### [Task objective]
Look for the string "your" and copy every line that has it.

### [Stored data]

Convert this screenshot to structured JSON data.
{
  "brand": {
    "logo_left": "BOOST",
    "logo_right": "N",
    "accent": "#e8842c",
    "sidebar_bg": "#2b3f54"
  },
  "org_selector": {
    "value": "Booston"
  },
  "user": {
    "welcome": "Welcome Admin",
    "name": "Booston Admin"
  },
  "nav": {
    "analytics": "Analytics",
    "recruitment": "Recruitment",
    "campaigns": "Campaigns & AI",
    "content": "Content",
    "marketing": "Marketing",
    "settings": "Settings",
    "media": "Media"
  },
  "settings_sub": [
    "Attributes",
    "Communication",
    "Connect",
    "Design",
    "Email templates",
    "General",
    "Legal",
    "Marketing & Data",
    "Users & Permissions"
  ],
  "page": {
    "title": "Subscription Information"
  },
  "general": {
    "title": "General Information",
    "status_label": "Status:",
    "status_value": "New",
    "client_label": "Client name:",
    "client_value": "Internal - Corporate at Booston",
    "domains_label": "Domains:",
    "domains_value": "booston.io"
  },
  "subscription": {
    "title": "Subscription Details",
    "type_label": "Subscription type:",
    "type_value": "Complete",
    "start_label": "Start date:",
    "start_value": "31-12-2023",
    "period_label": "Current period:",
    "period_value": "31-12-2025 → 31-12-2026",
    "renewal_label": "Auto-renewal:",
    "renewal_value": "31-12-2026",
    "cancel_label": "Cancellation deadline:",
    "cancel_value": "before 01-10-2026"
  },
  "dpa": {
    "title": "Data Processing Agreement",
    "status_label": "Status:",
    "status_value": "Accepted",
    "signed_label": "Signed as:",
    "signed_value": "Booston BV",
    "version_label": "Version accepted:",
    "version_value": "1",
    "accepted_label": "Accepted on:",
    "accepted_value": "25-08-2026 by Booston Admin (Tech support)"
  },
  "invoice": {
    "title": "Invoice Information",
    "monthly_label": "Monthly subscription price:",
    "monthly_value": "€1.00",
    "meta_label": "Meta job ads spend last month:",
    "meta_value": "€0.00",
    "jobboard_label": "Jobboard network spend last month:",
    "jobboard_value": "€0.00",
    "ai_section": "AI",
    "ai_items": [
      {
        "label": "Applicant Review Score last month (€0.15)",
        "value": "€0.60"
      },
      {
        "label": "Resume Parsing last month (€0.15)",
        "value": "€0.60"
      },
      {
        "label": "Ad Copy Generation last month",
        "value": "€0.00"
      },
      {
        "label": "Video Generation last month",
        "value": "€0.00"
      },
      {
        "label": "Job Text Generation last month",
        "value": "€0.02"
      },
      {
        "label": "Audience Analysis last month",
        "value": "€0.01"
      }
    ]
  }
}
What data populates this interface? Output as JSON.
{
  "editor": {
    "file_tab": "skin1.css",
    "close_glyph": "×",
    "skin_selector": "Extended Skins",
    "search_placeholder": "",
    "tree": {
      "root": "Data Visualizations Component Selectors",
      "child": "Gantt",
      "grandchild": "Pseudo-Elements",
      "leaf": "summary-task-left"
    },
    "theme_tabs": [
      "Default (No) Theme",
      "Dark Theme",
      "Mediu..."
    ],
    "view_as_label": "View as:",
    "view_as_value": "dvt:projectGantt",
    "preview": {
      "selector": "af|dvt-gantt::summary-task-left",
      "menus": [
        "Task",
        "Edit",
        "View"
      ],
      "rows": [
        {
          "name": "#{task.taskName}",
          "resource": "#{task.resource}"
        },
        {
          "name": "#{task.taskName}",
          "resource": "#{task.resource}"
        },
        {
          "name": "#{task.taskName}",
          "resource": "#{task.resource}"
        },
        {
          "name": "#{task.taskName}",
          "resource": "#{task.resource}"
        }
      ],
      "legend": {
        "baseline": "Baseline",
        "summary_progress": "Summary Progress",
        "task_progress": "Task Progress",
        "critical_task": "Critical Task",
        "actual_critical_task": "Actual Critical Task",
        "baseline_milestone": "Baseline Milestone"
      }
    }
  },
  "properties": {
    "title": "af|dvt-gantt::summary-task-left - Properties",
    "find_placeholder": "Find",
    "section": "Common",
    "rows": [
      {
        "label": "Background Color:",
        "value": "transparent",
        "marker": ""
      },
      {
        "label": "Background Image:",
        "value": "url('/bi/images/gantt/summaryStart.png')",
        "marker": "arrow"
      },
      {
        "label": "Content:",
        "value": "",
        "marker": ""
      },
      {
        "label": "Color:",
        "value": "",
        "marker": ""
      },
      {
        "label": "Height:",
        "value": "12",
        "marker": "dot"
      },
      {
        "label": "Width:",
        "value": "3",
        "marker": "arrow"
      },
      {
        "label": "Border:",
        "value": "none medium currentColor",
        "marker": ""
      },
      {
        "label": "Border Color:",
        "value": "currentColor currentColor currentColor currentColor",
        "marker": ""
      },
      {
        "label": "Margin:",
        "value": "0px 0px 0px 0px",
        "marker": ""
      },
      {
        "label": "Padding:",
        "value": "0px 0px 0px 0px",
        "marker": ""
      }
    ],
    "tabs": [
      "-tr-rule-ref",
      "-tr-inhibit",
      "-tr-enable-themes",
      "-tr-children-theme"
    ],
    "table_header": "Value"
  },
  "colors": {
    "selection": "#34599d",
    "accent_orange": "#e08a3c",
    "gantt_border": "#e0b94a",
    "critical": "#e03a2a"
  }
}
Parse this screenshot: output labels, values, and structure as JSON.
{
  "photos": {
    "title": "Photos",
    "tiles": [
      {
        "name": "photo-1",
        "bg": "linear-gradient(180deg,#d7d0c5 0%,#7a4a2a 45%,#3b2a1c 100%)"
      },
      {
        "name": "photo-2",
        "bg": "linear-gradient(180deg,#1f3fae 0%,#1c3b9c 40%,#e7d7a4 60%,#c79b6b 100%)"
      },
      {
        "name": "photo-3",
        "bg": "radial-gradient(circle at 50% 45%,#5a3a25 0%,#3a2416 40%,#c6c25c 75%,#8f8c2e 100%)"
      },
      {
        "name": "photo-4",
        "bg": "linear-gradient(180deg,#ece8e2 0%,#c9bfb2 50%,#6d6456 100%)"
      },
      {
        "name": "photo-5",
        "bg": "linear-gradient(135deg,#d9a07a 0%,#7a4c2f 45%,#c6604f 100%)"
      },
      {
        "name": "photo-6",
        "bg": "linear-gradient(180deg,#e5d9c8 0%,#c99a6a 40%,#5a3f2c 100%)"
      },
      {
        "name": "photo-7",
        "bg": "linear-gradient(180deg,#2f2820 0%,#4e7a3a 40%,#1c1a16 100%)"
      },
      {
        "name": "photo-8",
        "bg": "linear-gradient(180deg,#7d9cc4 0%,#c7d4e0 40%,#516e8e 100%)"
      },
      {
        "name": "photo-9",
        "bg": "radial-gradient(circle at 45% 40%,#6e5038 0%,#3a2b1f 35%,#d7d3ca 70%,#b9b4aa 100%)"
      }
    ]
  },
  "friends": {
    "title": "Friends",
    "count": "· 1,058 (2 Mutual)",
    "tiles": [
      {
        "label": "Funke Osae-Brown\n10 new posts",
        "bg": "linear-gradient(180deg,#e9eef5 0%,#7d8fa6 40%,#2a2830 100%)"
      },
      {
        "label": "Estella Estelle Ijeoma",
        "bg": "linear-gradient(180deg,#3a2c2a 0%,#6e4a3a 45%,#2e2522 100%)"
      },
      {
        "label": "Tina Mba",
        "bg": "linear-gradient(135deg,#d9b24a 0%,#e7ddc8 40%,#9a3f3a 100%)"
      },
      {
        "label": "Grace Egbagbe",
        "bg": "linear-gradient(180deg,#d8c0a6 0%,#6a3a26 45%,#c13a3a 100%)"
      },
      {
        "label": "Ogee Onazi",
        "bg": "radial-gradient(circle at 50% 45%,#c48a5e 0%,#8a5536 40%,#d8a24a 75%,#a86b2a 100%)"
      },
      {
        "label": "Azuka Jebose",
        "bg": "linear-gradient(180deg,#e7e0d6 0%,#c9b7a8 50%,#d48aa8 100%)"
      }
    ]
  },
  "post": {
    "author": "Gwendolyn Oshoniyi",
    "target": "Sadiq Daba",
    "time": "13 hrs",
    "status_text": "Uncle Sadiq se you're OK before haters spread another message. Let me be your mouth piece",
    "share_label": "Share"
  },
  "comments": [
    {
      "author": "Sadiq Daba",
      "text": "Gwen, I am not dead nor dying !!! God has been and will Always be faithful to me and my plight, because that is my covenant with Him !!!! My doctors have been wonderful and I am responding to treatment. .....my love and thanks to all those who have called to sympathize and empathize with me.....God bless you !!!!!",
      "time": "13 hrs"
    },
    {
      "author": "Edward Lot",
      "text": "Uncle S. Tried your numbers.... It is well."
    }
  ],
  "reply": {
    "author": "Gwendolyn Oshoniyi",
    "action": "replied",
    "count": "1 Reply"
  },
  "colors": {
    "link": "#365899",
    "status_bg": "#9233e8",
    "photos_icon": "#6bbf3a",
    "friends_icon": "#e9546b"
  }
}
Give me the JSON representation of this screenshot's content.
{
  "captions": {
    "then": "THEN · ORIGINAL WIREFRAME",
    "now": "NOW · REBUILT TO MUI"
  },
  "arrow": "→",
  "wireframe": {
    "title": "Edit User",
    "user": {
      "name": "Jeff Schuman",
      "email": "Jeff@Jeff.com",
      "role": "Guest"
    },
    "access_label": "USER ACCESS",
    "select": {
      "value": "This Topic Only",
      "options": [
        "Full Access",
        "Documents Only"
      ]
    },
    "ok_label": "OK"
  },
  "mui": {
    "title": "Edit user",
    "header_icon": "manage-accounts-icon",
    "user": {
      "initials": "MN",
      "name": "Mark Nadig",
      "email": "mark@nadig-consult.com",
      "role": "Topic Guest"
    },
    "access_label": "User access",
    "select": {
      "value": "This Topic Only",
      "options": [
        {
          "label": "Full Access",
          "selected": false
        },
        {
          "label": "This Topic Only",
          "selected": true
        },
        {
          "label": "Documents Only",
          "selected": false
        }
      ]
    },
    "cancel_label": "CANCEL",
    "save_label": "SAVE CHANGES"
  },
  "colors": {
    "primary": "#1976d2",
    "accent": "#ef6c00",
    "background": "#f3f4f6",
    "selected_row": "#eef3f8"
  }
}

### [Result below]
    "status_text": "Uncle Sadiq se you're OK before haters spread another message. Let me be your mouth piece",
      "text": "Uncle S. Tried your numbers.... It is well."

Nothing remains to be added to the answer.